THE TASK: Go through the listing beneath this task and return every line that carries the string "JSON".

START SOURCE MATERIAL

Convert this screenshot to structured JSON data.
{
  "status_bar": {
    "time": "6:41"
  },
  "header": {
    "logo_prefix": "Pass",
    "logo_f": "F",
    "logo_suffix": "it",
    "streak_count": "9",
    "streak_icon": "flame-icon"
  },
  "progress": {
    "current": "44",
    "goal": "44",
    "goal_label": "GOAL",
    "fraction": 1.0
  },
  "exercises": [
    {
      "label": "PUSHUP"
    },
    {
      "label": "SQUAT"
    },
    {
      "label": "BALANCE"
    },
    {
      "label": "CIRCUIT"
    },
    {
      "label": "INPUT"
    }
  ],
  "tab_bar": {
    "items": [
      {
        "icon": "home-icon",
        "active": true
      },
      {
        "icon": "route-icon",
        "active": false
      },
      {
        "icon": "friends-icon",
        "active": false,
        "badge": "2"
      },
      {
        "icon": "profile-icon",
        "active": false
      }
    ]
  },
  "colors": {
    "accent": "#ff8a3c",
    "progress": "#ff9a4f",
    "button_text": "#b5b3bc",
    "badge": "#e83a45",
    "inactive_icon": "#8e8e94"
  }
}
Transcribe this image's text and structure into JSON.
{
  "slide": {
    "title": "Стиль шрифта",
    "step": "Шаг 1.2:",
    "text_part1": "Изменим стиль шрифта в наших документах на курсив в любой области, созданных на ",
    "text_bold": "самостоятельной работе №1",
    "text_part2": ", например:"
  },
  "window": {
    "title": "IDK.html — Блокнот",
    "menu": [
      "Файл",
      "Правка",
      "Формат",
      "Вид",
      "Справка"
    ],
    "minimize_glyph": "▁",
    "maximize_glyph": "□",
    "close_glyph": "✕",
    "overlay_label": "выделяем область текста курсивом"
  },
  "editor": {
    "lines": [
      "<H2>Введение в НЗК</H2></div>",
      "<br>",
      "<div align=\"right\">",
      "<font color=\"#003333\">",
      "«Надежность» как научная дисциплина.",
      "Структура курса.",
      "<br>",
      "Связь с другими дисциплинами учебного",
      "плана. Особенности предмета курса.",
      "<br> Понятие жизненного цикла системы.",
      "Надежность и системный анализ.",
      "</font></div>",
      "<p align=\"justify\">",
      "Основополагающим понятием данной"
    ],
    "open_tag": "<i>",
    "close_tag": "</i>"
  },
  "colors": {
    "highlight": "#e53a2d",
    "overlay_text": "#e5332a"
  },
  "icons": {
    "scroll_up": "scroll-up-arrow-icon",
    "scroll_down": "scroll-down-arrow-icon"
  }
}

END SOURCE MATERIAL

EXERCISE ANSWER:
Convert this screenshot to structured JSON data.
Transcribe this image's text and structure into JSON.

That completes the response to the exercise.